■ EXERCISE OBJECTIVE ■
Report the number of lines in the entries below that include the word "label", and nothing else.
__________________________________________________
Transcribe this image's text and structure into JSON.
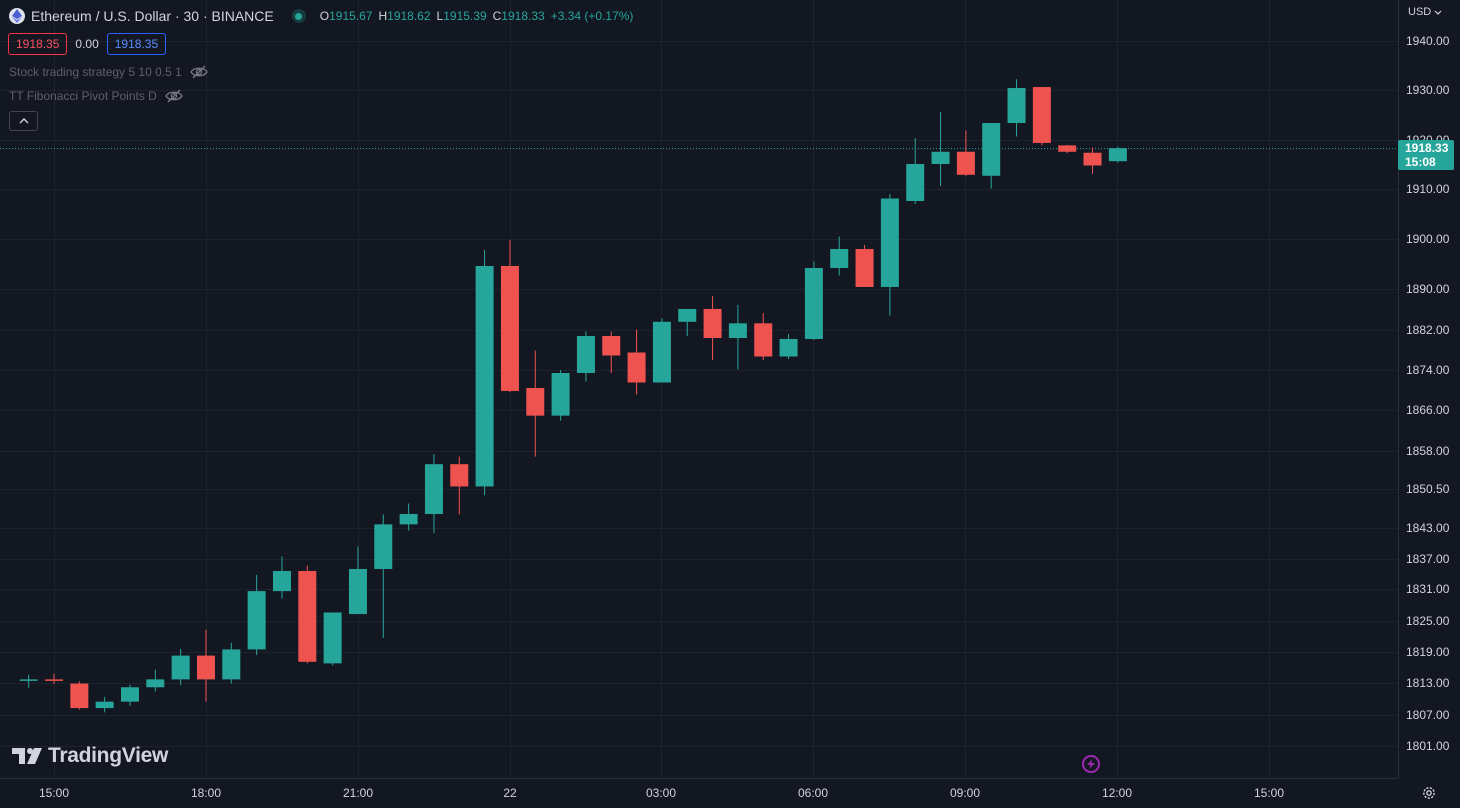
{
  "header": {
    "symbol_title": "Ethereum / U.S. Dollar · 30 · BINANCE",
    "ohlc": [
      {
        "key": "O",
        "value": "1915.67"
      },
      {
        "key": "H",
        "value": "1918.62"
      },
      {
        "key": "L",
        "value": "1915.39"
      },
      {
        "key": "C",
        "value": "1918.33"
      }
    ],
    "change": "+3.34 (+0.17%)"
  },
  "prices": {
    "sell": "1918.35",
    "spread": "0.00",
    "buy": "1918.35"
  },
  "indicators": [
    {
      "label": "Stock trading strategy 5 10 0.5 1"
    },
    {
      "label": "TT Fibonacci Pivot Points D"
    }
  ],
  "axis": {
    "currency": "USD",
    "last_price": "1918.33",
    "countdown": "15:08"
  },
  "brand": "TradingView",
  "colors": {
    "up": "#26a69a",
    "down": "#ef5350",
    "background": "#131722",
    "grid": "#1e222d"
  },
  "icons": [
    "ethereum-icon",
    "market-open-dot-icon",
    "eye-off-icon",
    "chevron-up-icon",
    "chevron-down-icon",
    "tradingview-logo-icon",
    "lightning-icon",
    "settings-gear-icon"
  ],
  "chart_data": {
    "type": "candlestick",
    "yticks": [
      "1940.00",
      "1930.00",
      "1920.00",
      "1910.00",
      "1900.00",
      "1890.00",
      "1882.00",
      "1874.00",
      "1866.00",
      "1858.00",
      "1850.50",
      "1843.00",
      "1837.00",
      "1831.00",
      "1825.00",
      "1819.00",
      "1813.00",
      "1807.00",
      "1801.00"
    ],
    "xticks": [
      "15:00",
      "18:00",
      "21:00",
      "22",
      "03:00",
      "06:00",
      "09:00",
      "12:00",
      "15:00"
    ],
    "candles": [
      {
        "t": "21 14:30",
        "o": 1813.7,
        "h": 1814.6,
        "l": 1812.1,
        "c": 1813.7
      },
      {
        "t": "21 15:00",
        "o": 1813.7,
        "h": 1814.8,
        "l": 1812.8,
        "c": 1813.5
      },
      {
        "t": "21 15:30",
        "o": 1812.9,
        "h": 1813.3,
        "l": 1808.0,
        "c": 1808.3
      },
      {
        "t": "21 16:00",
        "o": 1808.3,
        "h": 1810.4,
        "l": 1807.5,
        "c": 1809.5
      },
      {
        "t": "21 16:30",
        "o": 1809.5,
        "h": 1812.7,
        "l": 1808.7,
        "c": 1812.2
      },
      {
        "t": "21 17:00",
        "o": 1812.2,
        "h": 1815.6,
        "l": 1811.4,
        "c": 1813.7
      },
      {
        "t": "21 17:30",
        "o": 1813.7,
        "h": 1819.6,
        "l": 1812.6,
        "c": 1818.3
      },
      {
        "t": "21 18:00",
        "o": 1818.3,
        "h": 1823.3,
        "l": 1809.5,
        "c": 1813.7
      },
      {
        "t": "21 18:30",
        "o": 1813.7,
        "h": 1820.8,
        "l": 1812.9,
        "c": 1819.5
      },
      {
        "t": "21 19:00",
        "o": 1819.5,
        "h": 1833.8,
        "l": 1818.4,
        "c": 1830.6
      },
      {
        "t": "21 19:30",
        "o": 1830.6,
        "h": 1837.5,
        "l": 1829.2,
        "c": 1834.6
      },
      {
        "t": "21 20:00",
        "o": 1834.6,
        "h": 1835.7,
        "l": 1816.8,
        "c": 1817.1
      },
      {
        "t": "21 20:30",
        "o": 1816.8,
        "h": 1826.6,
        "l": 1816.4,
        "c": 1826.6
      },
      {
        "t": "21 21:00",
        "o": 1826.3,
        "h": 1839.4,
        "l": 1826.3,
        "c": 1835.0
      },
      {
        "t": "21 21:30",
        "o": 1835.0,
        "h": 1845.6,
        "l": 1821.7,
        "c": 1843.7
      },
      {
        "t": "21 22:00",
        "o": 1843.7,
        "h": 1847.7,
        "l": 1842.5,
        "c": 1845.7
      },
      {
        "t": "21 22:30",
        "o": 1845.7,
        "h": 1857.4,
        "l": 1842.0,
        "c": 1855.4
      },
      {
        "t": "21 23:00",
        "o": 1855.4,
        "h": 1856.9,
        "l": 1845.6,
        "c": 1851.0
      },
      {
        "t": "21 23:30",
        "o": 1851.0,
        "h": 1897.8,
        "l": 1849.3,
        "c": 1894.6
      },
      {
        "t": "22 00:00",
        "o": 1894.6,
        "h": 1899.8,
        "l": 1869.6,
        "c": 1869.8
      },
      {
        "t": "22 00:30",
        "o": 1870.4,
        "h": 1877.9,
        "l": 1856.9,
        "c": 1864.9
      },
      {
        "t": "22 01:00",
        "o": 1864.9,
        "h": 1874.0,
        "l": 1863.9,
        "c": 1873.4
      },
      {
        "t": "22 01:30",
        "o": 1873.4,
        "h": 1881.7,
        "l": 1871.7,
        "c": 1880.8
      },
      {
        "t": "22 02:00",
        "o": 1880.8,
        "h": 1881.7,
        "l": 1873.4,
        "c": 1876.9
      },
      {
        "t": "22 02:30",
        "o": 1877.5,
        "h": 1882.1,
        "l": 1869.1,
        "c": 1871.5
      },
      {
        "t": "22 03:00",
        "o": 1871.5,
        "h": 1884.3,
        "l": 1871.5,
        "c": 1883.6
      },
      {
        "t": "22 03:30",
        "o": 1883.6,
        "h": 1886.1,
        "l": 1880.8,
        "c": 1886.1
      },
      {
        "t": "22 04:00",
        "o": 1886.1,
        "h": 1888.6,
        "l": 1876.0,
        "c": 1880.4
      },
      {
        "t": "22 04:30",
        "o": 1880.4,
        "h": 1886.9,
        "l": 1874.1,
        "c": 1883.3
      },
      {
        "t": "22 05:00",
        "o": 1883.3,
        "h": 1885.3,
        "l": 1876.0,
        "c": 1876.7
      },
      {
        "t": "22 05:30",
        "o": 1876.7,
        "h": 1881.2,
        "l": 1876.2,
        "c": 1880.2
      },
      {
        "t": "22 06:00",
        "o": 1880.2,
        "h": 1895.5,
        "l": 1880.0,
        "c": 1894.2
      },
      {
        "t": "22 06:30",
        "o": 1894.2,
        "h": 1900.5,
        "l": 1892.7,
        "c": 1898.0
      },
      {
        "t": "22 07:00",
        "o": 1898.0,
        "h": 1898.8,
        "l": 1890.4,
        "c": 1890.4
      },
      {
        "t": "22 07:30",
        "o": 1890.4,
        "h": 1909.0,
        "l": 1884.8,
        "c": 1908.1
      },
      {
        "t": "22 08:00",
        "o": 1907.6,
        "h": 1920.4,
        "l": 1907.0,
        "c": 1915.1
      },
      {
        "t": "22 08:30",
        "o": 1915.1,
        "h": 1925.6,
        "l": 1910.6,
        "c": 1917.6
      },
      {
        "t": "22 09:00",
        "o": 1917.6,
        "h": 1921.9,
        "l": 1912.7,
        "c": 1912.9
      },
      {
        "t": "22 09:30",
        "o": 1912.7,
        "h": 1923.4,
        "l": 1910.1,
        "c": 1923.4
      },
      {
        "t": "22 10:00",
        "o": 1923.4,
        "h": 1932.2,
        "l": 1920.7,
        "c": 1930.4
      },
      {
        "t": "22 10:30",
        "o": 1930.6,
        "h": 1930.6,
        "l": 1918.9,
        "c": 1919.4
      },
      {
        "t": "22 11:00",
        "o": 1918.9,
        "h": 1919.0,
        "l": 1917.3,
        "c": 1917.6
      },
      {
        "t": "22 11:30",
        "o": 1917.4,
        "h": 1918.5,
        "l": 1913.1,
        "c": 1914.8
      },
      {
        "t": "22 12:00",
        "o": 1915.67,
        "h": 1918.62,
        "l": 1915.39,
        "c": 1918.33
      }
    ]
  }
}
__________________________________________________
■ EXERCISE OUTPUT ■
2